(Items listed in a dataset)

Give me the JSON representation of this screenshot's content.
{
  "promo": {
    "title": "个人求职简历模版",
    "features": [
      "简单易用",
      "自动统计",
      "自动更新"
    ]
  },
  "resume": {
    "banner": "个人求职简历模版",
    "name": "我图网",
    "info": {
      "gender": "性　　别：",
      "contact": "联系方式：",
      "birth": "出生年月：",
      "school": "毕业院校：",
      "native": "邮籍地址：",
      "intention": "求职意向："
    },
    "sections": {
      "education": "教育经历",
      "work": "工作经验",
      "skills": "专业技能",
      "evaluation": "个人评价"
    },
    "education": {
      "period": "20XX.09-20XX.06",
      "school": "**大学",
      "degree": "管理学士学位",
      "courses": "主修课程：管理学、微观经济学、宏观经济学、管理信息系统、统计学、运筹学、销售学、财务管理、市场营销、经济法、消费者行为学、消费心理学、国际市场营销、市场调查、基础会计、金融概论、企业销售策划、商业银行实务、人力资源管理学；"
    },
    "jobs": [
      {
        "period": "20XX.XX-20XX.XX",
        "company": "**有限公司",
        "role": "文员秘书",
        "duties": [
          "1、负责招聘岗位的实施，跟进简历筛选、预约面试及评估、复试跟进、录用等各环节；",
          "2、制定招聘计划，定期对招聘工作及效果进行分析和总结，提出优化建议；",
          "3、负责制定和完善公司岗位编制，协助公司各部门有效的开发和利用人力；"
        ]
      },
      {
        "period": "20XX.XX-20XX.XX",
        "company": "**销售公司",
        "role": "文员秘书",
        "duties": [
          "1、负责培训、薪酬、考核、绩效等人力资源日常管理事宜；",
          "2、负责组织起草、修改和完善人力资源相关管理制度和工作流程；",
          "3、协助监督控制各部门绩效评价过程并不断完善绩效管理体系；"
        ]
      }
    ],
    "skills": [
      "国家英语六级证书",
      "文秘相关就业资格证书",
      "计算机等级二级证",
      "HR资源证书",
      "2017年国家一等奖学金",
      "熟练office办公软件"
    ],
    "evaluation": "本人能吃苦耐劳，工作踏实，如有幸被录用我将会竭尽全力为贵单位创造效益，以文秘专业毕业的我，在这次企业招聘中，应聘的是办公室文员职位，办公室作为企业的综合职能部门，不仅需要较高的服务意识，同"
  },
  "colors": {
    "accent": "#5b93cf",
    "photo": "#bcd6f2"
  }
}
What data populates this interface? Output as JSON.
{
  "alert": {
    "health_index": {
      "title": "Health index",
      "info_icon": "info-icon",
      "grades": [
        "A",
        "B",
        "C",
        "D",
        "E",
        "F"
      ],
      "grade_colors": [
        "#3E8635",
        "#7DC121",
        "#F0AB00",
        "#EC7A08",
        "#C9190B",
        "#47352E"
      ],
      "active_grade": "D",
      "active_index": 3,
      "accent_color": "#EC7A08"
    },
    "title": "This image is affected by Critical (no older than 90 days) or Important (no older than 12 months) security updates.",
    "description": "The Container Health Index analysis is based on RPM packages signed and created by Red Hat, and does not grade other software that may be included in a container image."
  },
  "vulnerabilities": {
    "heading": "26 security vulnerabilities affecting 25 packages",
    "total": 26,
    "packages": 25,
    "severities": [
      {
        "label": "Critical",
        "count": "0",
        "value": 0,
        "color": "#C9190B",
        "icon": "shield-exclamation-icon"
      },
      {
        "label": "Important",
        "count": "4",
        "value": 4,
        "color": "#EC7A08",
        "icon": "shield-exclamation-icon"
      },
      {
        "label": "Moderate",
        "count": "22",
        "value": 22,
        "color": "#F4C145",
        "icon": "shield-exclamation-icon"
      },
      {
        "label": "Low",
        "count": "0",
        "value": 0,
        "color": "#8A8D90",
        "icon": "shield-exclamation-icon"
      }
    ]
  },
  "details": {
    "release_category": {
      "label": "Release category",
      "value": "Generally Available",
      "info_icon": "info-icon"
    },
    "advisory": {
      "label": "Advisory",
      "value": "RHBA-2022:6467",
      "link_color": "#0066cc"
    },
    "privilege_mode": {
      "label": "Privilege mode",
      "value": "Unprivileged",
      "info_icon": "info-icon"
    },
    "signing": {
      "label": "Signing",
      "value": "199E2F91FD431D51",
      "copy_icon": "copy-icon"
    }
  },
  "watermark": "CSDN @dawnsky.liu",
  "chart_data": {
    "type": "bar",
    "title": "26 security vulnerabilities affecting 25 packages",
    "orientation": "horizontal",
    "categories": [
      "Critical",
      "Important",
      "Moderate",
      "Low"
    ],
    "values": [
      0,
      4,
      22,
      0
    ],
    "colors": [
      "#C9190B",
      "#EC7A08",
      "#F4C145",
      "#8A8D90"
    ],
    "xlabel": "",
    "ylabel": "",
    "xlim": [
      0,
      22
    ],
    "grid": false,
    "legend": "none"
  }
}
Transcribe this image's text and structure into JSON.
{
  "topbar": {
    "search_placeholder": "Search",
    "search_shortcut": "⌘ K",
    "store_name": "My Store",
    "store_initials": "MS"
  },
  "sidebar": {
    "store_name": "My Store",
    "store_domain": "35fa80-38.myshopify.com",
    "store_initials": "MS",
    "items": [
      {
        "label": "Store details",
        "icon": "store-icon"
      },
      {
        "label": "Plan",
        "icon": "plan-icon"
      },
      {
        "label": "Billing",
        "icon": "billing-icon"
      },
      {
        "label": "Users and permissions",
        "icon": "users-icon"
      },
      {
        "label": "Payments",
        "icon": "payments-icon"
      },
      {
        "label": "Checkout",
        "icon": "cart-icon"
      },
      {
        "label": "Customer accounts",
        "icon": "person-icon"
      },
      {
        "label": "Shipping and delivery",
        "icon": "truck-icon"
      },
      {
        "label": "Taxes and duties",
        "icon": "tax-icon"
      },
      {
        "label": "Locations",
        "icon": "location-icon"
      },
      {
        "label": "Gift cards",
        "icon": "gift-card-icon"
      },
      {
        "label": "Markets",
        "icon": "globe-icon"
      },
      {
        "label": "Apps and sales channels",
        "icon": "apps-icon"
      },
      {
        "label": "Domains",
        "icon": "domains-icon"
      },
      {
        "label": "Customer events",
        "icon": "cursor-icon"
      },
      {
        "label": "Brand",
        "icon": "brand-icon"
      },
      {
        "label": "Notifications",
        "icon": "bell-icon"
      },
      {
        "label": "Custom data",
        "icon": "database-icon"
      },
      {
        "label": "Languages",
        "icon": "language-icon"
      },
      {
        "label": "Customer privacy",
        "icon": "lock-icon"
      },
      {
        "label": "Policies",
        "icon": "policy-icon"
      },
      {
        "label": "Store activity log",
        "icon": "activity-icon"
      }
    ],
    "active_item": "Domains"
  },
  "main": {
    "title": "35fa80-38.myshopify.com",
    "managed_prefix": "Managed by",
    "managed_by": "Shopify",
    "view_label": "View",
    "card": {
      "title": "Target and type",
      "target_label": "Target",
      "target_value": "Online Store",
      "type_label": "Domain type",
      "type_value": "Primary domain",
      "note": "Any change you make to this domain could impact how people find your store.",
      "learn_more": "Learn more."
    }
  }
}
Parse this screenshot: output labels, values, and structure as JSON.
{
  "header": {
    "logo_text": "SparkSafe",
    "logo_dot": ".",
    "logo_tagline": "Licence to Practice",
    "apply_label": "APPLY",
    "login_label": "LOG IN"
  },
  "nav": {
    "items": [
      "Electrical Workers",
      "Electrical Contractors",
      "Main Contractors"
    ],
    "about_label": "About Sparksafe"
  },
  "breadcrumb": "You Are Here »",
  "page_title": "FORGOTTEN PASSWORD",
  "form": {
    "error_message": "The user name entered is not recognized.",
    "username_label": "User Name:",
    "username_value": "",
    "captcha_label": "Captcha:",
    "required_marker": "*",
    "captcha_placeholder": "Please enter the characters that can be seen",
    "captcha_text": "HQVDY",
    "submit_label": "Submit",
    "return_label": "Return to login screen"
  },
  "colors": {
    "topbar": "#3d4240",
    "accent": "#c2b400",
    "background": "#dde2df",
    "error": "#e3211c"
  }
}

*BRIEF*.
Using the records above, pull out each line where the word "that" occurs.

*THE COMPLETED TASK*.
    "description": "The Container Health Index analysis is based on RPM packages signed and created by Red Hat, and does not grade other software that may be included in a container image."
    "captcha_placeholder": "Please enter the characters that can be seen",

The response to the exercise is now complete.